In the text about trying out new habits before the New Year, what time did the writer find best for listening to podcasts?

## BEGIN EXTRACTED TEXT

So here’s a trick I’ve used with clients (and myself). Use November and December for test runs. For example, say you want to get fit. Use the 8 weeks before the New Year to try out different types of exercise. What suits your personality best? Which activity do you enjoy most? Do you prefer being on your own or working in a group class? What time of day/week suits you best? You may think after work is best and there is a class near you. But if you are always exhausted at the end of the day and just want to get home, chances are you will find any excuse to get out of the class. Maybe you need to get up earlier in the morning to work out in your sitting room, or go for a lunchtime swim?


I’ve used exercise as the example, but it could be about when you meditate or start writing your novel. If you want to change your diet, it could be when you try out different foods, recipes, etc. This year, I wanted to listen to more podcasts, but wondered when I would get the time to get into the habit. Before the New Year, I played around with times: during lunch? This ran into coaching time and mindset. At the end of the day? I was often going to private views and events. I tried out several times and in the end, I found that best time for me was in the morning whilst getting ready for the day.


You can’t always change habits overnight or even find the right thing straightway. By doing some experimenting for a few weeks with new routines, tools, etc., you can give yourself a better chance to hit the ground running in the New Year and succeeding in your new habits.

## END EXTRACTED TEXT
## BEGIN DATA EXCERPT

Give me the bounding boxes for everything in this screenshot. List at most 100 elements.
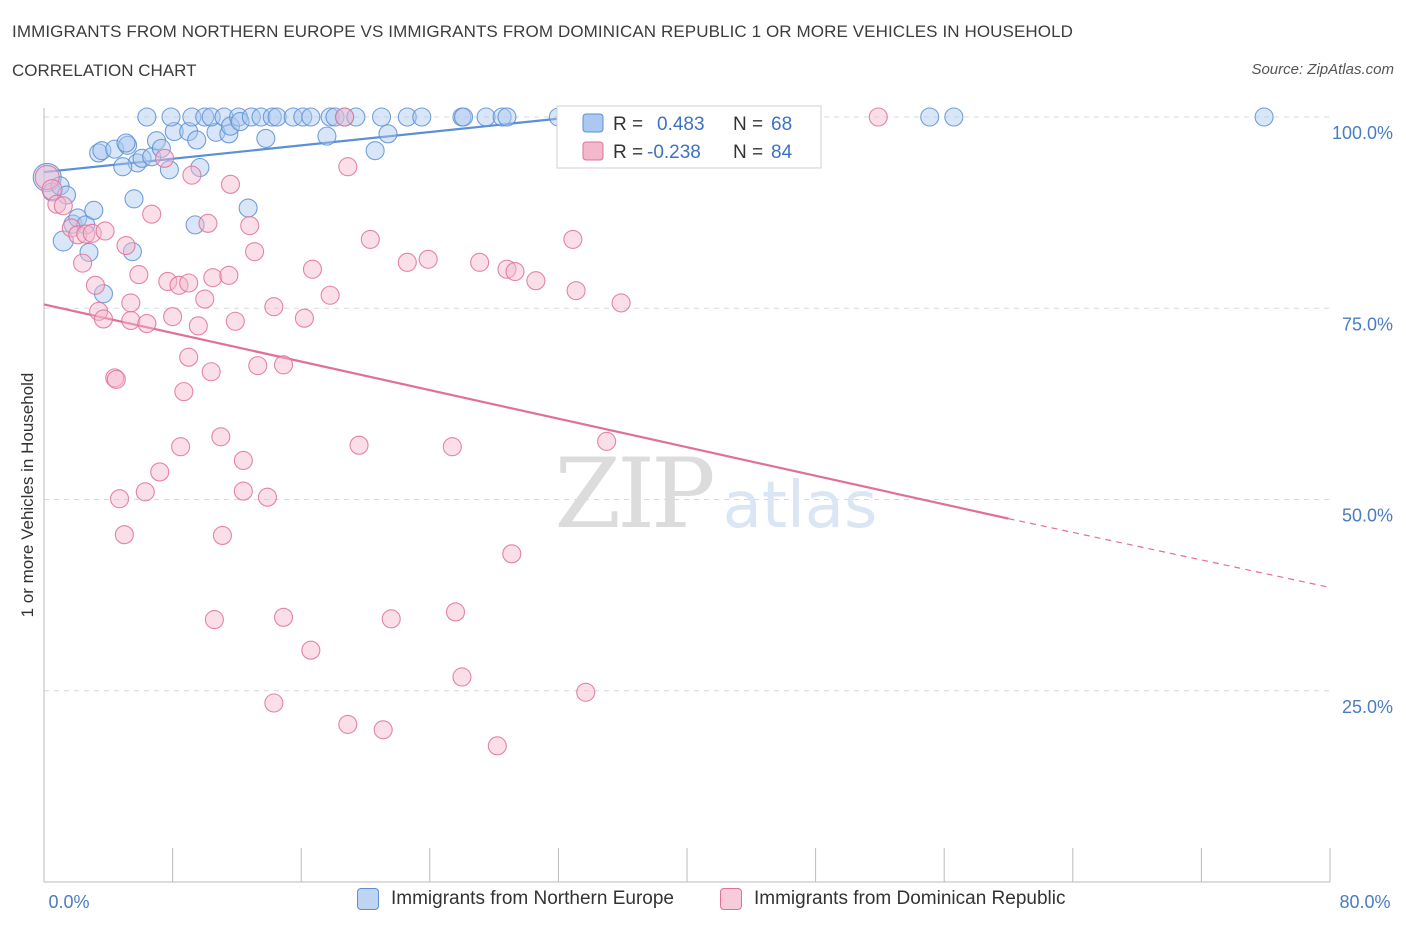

## END DATA EXCERPT

# RESPONSE
In the morning, while getting ready for the day.